** begin **

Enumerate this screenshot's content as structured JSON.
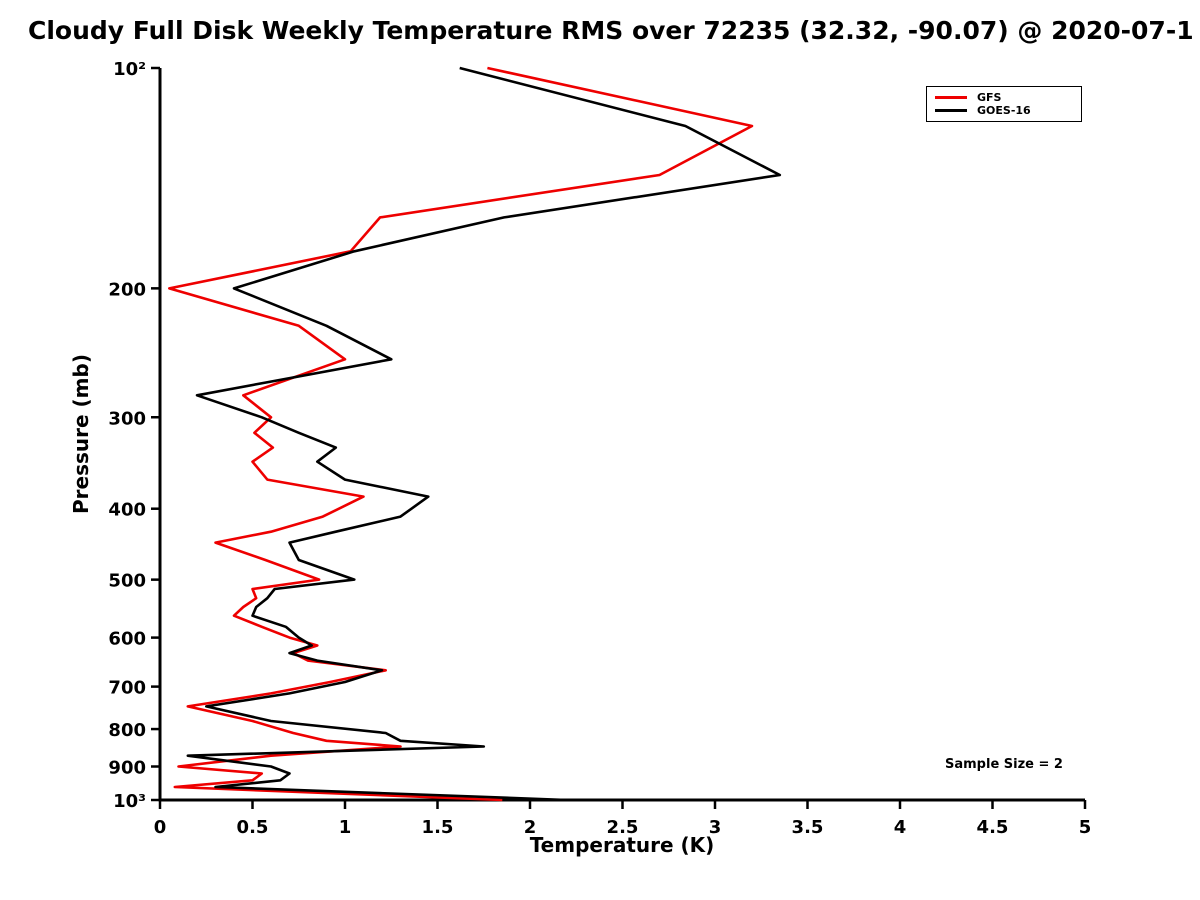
{
  "chart_data": {
    "type": "line",
    "title": "Cloudy Full Disk Weekly Temperature RMS over 72235 (32.32, -90.07) @ 2020-07-1",
    "xlabel": "Temperature (K)",
    "ylabel": "Pressure (mb)",
    "xlim": [
      0,
      5
    ],
    "ylim": [
      100,
      1000
    ],
    "yscale": "log",
    "y_inverted": true,
    "grid": false,
    "xticks": {
      "values": [
        0,
        0.5,
        1,
        1.5,
        2,
        2.5,
        3,
        3.5,
        4,
        4.5,
        5
      ],
      "labels": [
        "0",
        "0.5",
        "1",
        "1.5",
        "2",
        "2.5",
        "3",
        "3.5",
        "4",
        "4.5",
        "5"
      ]
    },
    "yticks": {
      "values": [
        100,
        200,
        300,
        400,
        500,
        600,
        700,
        800,
        900,
        1000
      ],
      "labels": [
        "10²",
        "200",
        "300",
        "400",
        "500",
        "600",
        "700",
        "800",
        "900",
        "10³"
      ]
    },
    "legend": {
      "position": "top-right",
      "entries": [
        {
          "label": "GFS",
          "color": "#ee0000"
        },
        {
          "label": "GOES-16",
          "color": "#000000"
        }
      ]
    },
    "annotation": "Sample Size = 2",
    "pressures": [
      100,
      120,
      140,
      160,
      178,
      200,
      225,
      250,
      280,
      300,
      315,
      330,
      345,
      365,
      385,
      410,
      430,
      445,
      470,
      500,
      515,
      530,
      545,
      560,
      580,
      600,
      615,
      630,
      645,
      665,
      690,
      715,
      745,
      780,
      810,
      830,
      845,
      870,
      900,
      920,
      940,
      960,
      1000
    ],
    "series": [
      {
        "name": "GFS",
        "color": "#ee0000",
        "values": [
          1.77,
          3.2,
          2.7,
          1.19,
          1.03,
          0.05,
          0.75,
          1.0,
          0.45,
          0.6,
          0.51,
          0.61,
          0.5,
          0.58,
          1.1,
          0.88,
          0.6,
          0.3,
          0.57,
          0.86,
          0.5,
          0.52,
          0.45,
          0.4,
          0.55,
          0.7,
          0.85,
          0.72,
          0.8,
          1.22,
          0.92,
          0.6,
          0.15,
          0.5,
          0.72,
          0.9,
          1.3,
          0.6,
          0.1,
          0.55,
          0.5,
          0.08,
          1.85
        ]
      },
      {
        "name": "GOES-16",
        "color": "#000000",
        "values": [
          1.62,
          2.84,
          3.35,
          1.86,
          1.05,
          0.4,
          0.9,
          1.25,
          0.2,
          0.55,
          0.75,
          0.95,
          0.85,
          1.0,
          1.45,
          1.3,
          0.95,
          0.7,
          0.75,
          1.05,
          0.62,
          0.58,
          0.52,
          0.5,
          0.68,
          0.75,
          0.82,
          0.7,
          0.85,
          1.2,
          1.0,
          0.7,
          0.25,
          0.6,
          1.22,
          1.3,
          1.75,
          0.15,
          0.6,
          0.7,
          0.65,
          0.3,
          2.2
        ]
      }
    ]
  }
}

** end **

_Exercise requirements_: Only lines with the word "color" are wanted, so copy each one from the records.

_Result of the task_:
          "color": "#ee0000"
          "color": "#000000"
        "color": "#ee0000",
        "color": "#000000",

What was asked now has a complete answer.